Begin SUPPLIED MATERIAL
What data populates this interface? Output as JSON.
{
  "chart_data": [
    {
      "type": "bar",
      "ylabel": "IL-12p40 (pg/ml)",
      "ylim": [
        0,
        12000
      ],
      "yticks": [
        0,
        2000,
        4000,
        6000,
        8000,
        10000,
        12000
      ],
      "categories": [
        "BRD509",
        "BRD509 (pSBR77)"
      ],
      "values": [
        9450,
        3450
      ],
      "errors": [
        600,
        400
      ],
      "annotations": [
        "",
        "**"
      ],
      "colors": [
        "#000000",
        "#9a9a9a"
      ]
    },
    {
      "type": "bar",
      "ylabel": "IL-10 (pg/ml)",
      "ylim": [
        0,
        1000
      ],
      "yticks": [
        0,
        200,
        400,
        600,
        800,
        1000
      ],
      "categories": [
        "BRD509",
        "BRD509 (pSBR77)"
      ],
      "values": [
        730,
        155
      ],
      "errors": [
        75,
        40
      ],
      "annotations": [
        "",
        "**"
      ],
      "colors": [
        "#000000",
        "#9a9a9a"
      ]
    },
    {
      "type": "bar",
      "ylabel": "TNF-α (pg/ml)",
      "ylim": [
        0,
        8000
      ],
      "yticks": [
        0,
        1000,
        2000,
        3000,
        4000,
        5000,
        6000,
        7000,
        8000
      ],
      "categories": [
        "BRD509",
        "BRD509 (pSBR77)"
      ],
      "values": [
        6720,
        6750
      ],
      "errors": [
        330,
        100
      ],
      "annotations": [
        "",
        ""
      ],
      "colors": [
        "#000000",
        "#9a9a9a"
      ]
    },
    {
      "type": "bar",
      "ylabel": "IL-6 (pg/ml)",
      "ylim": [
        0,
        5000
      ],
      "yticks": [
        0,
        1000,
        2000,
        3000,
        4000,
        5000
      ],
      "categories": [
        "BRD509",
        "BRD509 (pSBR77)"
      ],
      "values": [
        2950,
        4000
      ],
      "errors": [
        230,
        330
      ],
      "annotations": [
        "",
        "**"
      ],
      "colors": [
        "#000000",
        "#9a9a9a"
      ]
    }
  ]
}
End SUPPLIED MATERIAL
* [EXERCISE OBJECTIVE]
Give the data again, exactly as it stands.

* [OUTPUT]
What data populates this interface? Output as JSON.
{
  "chart_data": [
    {
      "type": "bar",
      "ylabel": "IL-12p40 (pg/ml)",
      "ylim": [
        0,
        12000
      ],
      "yticks": [
        0,
        2000,
        4000,
        6000,
        8000,
        10000,
        12000
      ],
      "categories": [
        "BRD509",
        "BRD509 (pSBR77)"
      ],
      "values": [
        9450,
        3450
      ],
      "errors": [
        600,
        400
      ],
      "annotations": [
        "",
        "**"
      ],
      "colors": [
        "#000000",
        "#9a9a9a"
      ]
    },
    {
      "type": "bar",
      "ylabel": "IL-10 (pg/ml)",
      "ylim": [
        0,
        1000
      ],
      "yticks": [
        0,
        200,
        400,
        600,
        800,
        1000
      ],
      "categories": [
        "BRD509",
        "BRD509 (pSBR77)"
      ],
      "values": [
        730,
        155
      ],
      "errors": [
        75,
        40
      ],
      "annotations": [
        "",
        "**"
      ],
      "colors": [
        "#000000",
        "#9a9a9a"
      ]
    },
    {
      "type": "bar",
      "ylabel": "TNF-α (pg/ml)",
      "ylim": [
        0,
        8000
      ],
      "yticks": [
        0,
        1000,
        2000,
        3000,
        4000,
        5000,
        6000,
        7000,
        8000
      ],
      "categories": [
        "BRD509",
        "BRD509 (pSBR77)"
      ],
      "values": [
        6720,
        6750
      ],
      "errors": [
        330,
        100
      ],
      "annotations": [
        "",
        ""
      ],
      "colors": [
        "#000000",
        "#9a9a9a"
      ]
    },
    {
      "type": "bar",
      "ylabel": "IL-6 (pg/ml)",
      "ylim": [
        0,
        5000
      ],
      "yticks": [
        0,
        1000,
        2000,
        3000,
        4000,
        5000
      ],
      "categories": [
        "BRD509",
        "BRD509 (pSBR77)"
      ],
      "values": [
        2950,
        4000
      ],
      "errors": [
        230,
        330
      ],
      "annotations": [
        "",
        "**"
      ],
      "colors": [
        "#000000",
        "#9a9a9a"
      ]
    }
  ]
}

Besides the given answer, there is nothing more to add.